*Exercise prompt:*
Write out every line of the material exactly as it appears.

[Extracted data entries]
►
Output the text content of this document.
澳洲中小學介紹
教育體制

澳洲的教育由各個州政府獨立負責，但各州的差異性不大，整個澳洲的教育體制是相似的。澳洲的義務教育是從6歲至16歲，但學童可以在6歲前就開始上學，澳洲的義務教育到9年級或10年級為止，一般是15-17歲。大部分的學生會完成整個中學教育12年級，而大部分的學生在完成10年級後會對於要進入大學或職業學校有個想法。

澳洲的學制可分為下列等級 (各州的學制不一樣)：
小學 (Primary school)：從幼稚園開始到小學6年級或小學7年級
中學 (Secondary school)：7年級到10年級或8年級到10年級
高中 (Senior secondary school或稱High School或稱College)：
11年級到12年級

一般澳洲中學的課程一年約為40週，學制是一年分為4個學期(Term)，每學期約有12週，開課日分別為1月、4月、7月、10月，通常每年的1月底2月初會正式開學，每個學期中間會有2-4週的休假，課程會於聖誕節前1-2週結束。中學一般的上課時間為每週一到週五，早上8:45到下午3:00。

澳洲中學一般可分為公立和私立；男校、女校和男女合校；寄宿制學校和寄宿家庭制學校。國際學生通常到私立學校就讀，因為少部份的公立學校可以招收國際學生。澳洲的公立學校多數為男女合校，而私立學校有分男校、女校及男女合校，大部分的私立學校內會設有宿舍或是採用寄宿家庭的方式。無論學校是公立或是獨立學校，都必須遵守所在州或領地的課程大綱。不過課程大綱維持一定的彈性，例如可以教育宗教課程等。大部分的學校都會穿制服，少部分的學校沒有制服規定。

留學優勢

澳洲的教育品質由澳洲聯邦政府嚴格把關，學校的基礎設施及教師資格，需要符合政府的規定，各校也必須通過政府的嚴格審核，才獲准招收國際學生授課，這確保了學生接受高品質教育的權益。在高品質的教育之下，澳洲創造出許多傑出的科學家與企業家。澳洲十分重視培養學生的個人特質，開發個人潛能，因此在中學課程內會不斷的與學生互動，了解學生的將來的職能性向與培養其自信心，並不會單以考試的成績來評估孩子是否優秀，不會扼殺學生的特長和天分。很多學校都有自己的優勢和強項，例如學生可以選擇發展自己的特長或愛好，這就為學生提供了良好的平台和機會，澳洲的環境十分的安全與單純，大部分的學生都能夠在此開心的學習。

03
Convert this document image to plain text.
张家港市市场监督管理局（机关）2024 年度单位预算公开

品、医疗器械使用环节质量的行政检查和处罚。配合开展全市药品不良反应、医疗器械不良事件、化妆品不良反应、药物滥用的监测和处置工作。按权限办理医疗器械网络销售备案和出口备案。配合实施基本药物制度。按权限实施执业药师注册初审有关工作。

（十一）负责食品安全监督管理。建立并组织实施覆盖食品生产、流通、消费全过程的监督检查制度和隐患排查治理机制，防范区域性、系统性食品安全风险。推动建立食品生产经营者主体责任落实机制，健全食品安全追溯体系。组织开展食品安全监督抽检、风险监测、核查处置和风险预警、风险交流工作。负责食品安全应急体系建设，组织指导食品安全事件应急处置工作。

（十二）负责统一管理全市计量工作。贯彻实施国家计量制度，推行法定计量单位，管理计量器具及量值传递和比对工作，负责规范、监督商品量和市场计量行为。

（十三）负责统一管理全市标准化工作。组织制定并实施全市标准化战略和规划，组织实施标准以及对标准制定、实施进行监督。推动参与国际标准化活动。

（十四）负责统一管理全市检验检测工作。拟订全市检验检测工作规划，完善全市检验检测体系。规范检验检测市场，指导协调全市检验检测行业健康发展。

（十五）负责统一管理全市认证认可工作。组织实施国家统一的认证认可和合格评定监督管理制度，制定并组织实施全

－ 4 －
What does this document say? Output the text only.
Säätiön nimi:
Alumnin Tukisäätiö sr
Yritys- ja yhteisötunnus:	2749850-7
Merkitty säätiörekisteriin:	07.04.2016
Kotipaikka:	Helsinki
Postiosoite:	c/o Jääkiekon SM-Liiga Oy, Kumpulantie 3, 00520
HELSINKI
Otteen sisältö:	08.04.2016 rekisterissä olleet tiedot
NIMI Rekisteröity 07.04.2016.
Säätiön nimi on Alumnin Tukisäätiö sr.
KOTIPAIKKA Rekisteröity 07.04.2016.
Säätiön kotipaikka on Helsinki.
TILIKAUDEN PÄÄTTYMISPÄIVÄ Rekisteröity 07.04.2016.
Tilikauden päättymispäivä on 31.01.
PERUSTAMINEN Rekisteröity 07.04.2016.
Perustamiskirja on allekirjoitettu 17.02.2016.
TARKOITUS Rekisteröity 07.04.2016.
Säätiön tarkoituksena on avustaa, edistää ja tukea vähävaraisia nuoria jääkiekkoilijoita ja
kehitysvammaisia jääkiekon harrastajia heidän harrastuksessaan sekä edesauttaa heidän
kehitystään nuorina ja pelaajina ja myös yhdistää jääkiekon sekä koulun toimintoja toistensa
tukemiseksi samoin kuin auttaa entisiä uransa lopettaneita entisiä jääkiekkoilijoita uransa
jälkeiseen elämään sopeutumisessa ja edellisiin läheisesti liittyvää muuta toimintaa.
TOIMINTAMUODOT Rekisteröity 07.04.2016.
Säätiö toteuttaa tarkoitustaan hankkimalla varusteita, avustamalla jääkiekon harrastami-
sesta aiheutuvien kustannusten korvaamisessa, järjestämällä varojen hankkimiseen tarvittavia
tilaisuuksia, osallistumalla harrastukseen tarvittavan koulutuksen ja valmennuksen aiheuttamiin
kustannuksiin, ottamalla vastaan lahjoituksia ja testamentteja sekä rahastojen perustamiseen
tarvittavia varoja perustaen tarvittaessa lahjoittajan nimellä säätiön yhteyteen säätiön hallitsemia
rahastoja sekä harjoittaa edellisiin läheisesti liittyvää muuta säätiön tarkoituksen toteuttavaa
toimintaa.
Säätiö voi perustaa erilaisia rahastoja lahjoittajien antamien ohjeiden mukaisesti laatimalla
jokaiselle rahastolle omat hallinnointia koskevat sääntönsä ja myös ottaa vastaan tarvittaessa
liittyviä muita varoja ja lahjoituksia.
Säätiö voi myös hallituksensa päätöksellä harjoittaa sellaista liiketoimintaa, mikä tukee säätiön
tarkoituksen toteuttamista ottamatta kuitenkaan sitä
◄
*Problem solution:*
Output the text content of this document.
澳洲中小學介紹
教育體制

澳洲的教育由各個州政府獨立負責，但各州的差異性不大，整個澳洲的教育體制是相似的。澳洲的義務教育是從6歲至16歲，但學童可以在6歲前就開始上學，澳洲的義務教育到9年級或10年級為止，一般是15-17歲。大部分的學生會完成整個中學教育12年級，而大部分的學生在完成10年級後會對於要進入大學或職業學校有個想法。

澳洲的學制可分為下列等級 (各州的學制不一樣)：
小學 (Primary school)：從幼稚園開始到小學6年級或小學7年級
中學 (Secondary school)：7年級到10年級或8年級到10年級
高中 (Senior secondary school或稱High School或稱College)：
11年級到12年級

一般澳洲中學的課程一年約為40週，學制是一年分為4個學期(Term)，每學期約有12週，開課日分別為1月、4月、7月、10月，通常每年的1月底2月初會正式開學，每個學期中間會有2-4週的休假，課程會於聖誕節前1-2週結束。中學一般的上課時間為每週一到週五，早上8:45到下午3:00。

澳洲中學一般可分為公立和私立；男校、女校和男女合校；寄宿制學校和寄宿家庭制學校。國際學生通常到私立學校就讀，因為少部份的公立學校可以招收國際學生。澳洲的公立學校多數為男女合校，而私立學校有分男校、女校及男女合校，大部分的私立學校內會設有宿舍或是採用寄宿家庭的方式。無論學校是公立或是獨立學校，都必須遵守所在州或領地的課程大綱。不過課程大綱維持一定的彈性，例如可以教育宗教課程等。大部分的學校都會穿制服，少部分的學校沒有制服規定。

留學優勢

澳洲的教育品質由澳洲聯邦政府嚴格把關，學校的基礎設施及教師資格，需要符合政府的規定，各校也必須通過政府的嚴格審核，才獲准招收國際學生授課，這確保了學生接受高品質教育的權益。在高品質的教育之下，澳洲創造出許多傑出的科學家與企業家。澳洲十分重視培養學生的個人特質，開發個人潛能，因此在中學課程內會不斷的與學生互動，了解學生的將來的職能性向與培養其自信心，並不會單以考試的成績來評估孩子是否優秀，不會扼殺學生的特長和天分。很多學校都有自己的優勢和強項，例如學生可以選擇發展自己的特長或愛好，這就為學生提供了良好的平台和機會，澳洲的環境十分的安全與單純，大部分的學生都能夠在此開心的學習。

03
Convert this document image to plain text.
张家港市市场监督管理局（机关）2024 年度单位预算公开

品、医疗器械使用环节质量的行政检查和处罚。配合开展全市药品不良反应、医疗器械不良事件、化妆品不良反应、药物滥用的监测和处置工作。按权限办理医疗器械网络销售备案和出口备案。配合实施基本药物制度。按权限实施执业药师注册初审有关工作。

（十一）负责食品安全监督管理。建立并组织实施覆盖食品生产、流通、消费全过程的监督检查制度和隐患排查治理机制，防范区域性、系统性食品安全风险。推动建立食品生产经营者主体责任落实机制，健全食品安全追溯体系。组织开展食品安全监督抽检、风险监测、核查处置和风险预警、风险交流工作。负责食品安全应急体系建设，组织指导食品安全事件应急处置工作。

（十二）负责统一管理全市计量工作。贯彻实施国家计量制度，推行法定计量单位，管理计量器具及量值传递和比对工作，负责规范、监督商品量和市场计量行为。

（十三）负责统一管理全市标准化工作。组织制定并实施全市标准化战略和规划，组织实施标准以及对标准制定、实施进行监督。推动参与国际标准化活动。

（十四）负责统一管理全市检验检测工作。拟订全市检验检测工作规划，完善全市检验检测体系。规范检验检测市场，指导协调全市检验检测行业健康发展。

（十五）负责统一管理全市认证认可工作。组织实施国家统一的认证认可和合格评定监督管理制度，制定并组织实施全

－ 4 －
What does this document say? Output the text only.
Säätiön nimi:
Alumnin Tukisäätiö sr
Yritys- ja yhteisötunnus:	2749850-7
Merkitty säätiörekisteriin:	07.04.2016
Kotipaikka:	Helsinki
Postiosoite:	c/o Jääkiekon SM-Liiga Oy, Kumpulantie 3, 00520
HELSINKI
Otteen sisältö:	08.04.2016 rekisterissä olleet tiedot
NIMI Rekisteröity 07.04.2016.
Säätiön nimi on Alumnin Tukisäätiö sr.
KOTIPAIKKA Rekisteröity 07.04.2016.
Säätiön kotipaikka on Helsinki.
TILIKAUDEN PÄÄTTYMISPÄIVÄ Rekisteröity 07.04.2016.
Tilikauden päättymispäivä on 31.01.
PERUSTAMINEN Rekisteröity 07.04.2016.
Perustamiskirja on allekirjoitettu 17.02.2016.
TARKOITUS Rekisteröity 07.04.2016.
Säätiön tarkoituksena on avustaa, edistää ja tukea vähävaraisia nuoria jääkiekkoilijoita ja
kehitysvammaisia jääkiekon harrastajia heidän harrastuksessaan sekä edesauttaa heidän
kehitystään nuorina ja pelaajina ja myös yhdistää jääkiekon sekä koulun toimintoja toistensa
tukemiseksi samoin kuin auttaa entisiä uransa lopettaneita entisiä jääkiekkoilijoita uransa
jälkeiseen elämään sopeutumisessa ja edellisiin läheisesti liittyvää muuta toimintaa.
TOIMINTAMUODOT Rekisteröity 07.04.2016.
Säätiö toteuttaa tarkoitustaan hankkimalla varusteita, avustamalla jääkiekon harrastami-
sesta aiheutuvien kustannusten korvaamisessa, järjestämällä varojen hankkimiseen tarvittavia
tilaisuuksia, osallistumalla harrastukseen tarvittavan koulutuksen ja valmennuksen aiheuttamiin
kustannuksiin, ottamalla vastaan lahjoituksia ja testamentteja sekä rahastojen perustamiseen
tarvittavia varoja perustaen tarvittaessa lahjoittajan nimellä säätiön yhteyteen säätiön hallitsemia
rahastoja sekä harjoittaa edellisiin läheisesti liittyvää muuta säätiön tarkoituksen toteuttavaa
toimintaa.
Säätiö voi perustaa erilaisia rahastoja lahjoittajien antamien ohjeiden mukaisesti laatimalla
jokaiselle rahastolle omat hallinnointia koskevat sääntönsä ja myös ottaa vastaan tarvittaessa
liittyviä muita varoja ja lahjoituksia.
Säätiö voi myös hallituksensa päätöksellä harjoittaa sellaista liiketoimintaa, mikä tukee säätiön
tarkoituksen toteuttamista ottamatta kuitenkaan sitä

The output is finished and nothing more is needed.